Records from a data source
┄┄┄┄┄┄┄┄┄┄┄┄┄┄┄┄┄┄┄┄

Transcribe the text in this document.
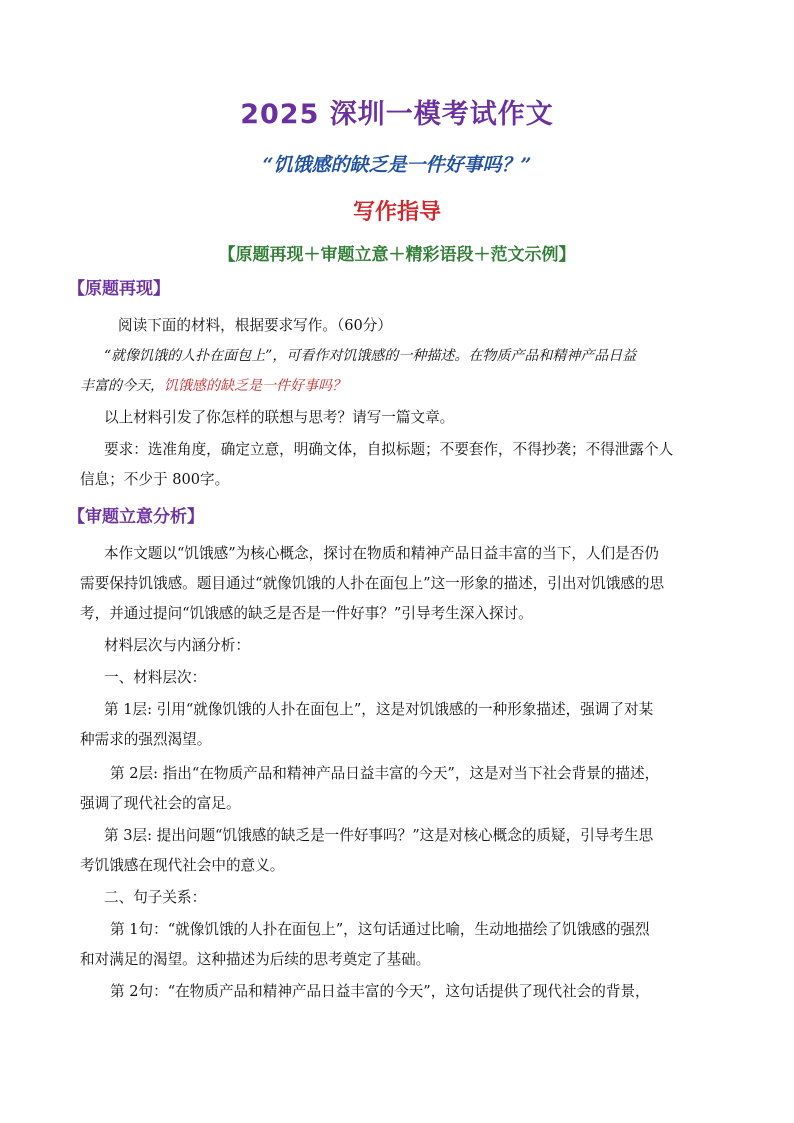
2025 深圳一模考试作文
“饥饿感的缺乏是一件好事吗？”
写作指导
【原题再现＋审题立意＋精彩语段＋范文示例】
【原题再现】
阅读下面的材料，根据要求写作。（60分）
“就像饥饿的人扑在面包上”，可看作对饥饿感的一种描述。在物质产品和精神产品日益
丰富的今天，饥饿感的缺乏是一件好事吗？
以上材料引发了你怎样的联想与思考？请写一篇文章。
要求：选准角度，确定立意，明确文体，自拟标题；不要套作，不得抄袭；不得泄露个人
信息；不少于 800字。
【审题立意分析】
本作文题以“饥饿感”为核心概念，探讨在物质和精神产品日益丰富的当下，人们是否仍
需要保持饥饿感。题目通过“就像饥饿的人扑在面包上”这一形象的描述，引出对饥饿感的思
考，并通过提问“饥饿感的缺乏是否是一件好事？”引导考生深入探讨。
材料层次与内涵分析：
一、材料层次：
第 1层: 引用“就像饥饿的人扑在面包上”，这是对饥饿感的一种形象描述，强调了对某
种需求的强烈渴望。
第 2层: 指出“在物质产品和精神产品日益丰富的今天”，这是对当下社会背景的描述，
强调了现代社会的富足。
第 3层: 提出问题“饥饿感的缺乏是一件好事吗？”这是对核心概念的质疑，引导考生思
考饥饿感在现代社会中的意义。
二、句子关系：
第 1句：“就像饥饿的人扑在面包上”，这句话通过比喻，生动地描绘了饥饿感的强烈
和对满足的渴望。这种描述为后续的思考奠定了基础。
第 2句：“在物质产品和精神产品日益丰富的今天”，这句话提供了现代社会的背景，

┄┄┄┄┄┄┄┄┄┄┄┄┄┄┄┄┄┄┄┄

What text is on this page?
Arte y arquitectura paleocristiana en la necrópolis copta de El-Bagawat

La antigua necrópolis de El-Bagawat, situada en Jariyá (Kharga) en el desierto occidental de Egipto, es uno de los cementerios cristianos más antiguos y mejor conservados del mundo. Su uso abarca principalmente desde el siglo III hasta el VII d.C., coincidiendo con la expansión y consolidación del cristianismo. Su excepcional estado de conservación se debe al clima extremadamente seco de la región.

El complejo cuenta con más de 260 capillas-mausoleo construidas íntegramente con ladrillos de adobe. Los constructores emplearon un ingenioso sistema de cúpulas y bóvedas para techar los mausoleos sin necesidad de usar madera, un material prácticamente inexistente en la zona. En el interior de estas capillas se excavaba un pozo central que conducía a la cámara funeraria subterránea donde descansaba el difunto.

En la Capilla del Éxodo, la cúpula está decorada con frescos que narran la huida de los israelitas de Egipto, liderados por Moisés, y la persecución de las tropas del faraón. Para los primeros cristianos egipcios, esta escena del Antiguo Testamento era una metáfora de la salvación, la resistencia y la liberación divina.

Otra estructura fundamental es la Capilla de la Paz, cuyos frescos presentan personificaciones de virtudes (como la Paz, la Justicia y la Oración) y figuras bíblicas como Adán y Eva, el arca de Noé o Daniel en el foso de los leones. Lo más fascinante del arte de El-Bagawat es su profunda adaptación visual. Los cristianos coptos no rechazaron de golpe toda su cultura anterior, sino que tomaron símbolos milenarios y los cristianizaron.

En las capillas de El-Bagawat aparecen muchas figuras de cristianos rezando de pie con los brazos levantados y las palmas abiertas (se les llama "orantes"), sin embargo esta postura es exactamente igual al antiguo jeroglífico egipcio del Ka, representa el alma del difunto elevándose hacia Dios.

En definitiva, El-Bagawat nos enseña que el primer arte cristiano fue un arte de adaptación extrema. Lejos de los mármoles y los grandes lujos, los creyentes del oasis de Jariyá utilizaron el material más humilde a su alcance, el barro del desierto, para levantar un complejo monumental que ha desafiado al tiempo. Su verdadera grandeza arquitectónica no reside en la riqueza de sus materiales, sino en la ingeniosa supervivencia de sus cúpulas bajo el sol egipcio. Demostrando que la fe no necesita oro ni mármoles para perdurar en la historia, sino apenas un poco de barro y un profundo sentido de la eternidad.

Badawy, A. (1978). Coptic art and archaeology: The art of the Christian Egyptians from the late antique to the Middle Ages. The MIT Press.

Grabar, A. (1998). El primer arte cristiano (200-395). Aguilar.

┄┄┄┄┄┄┄┄┄┄┄┄┄┄┄┄┄┄┄┄

● DIRECTIVE
State how many lines hold the word "就像饥饿的人扑在面包上". The number is the whole answer.

● ANSWER BELOW
4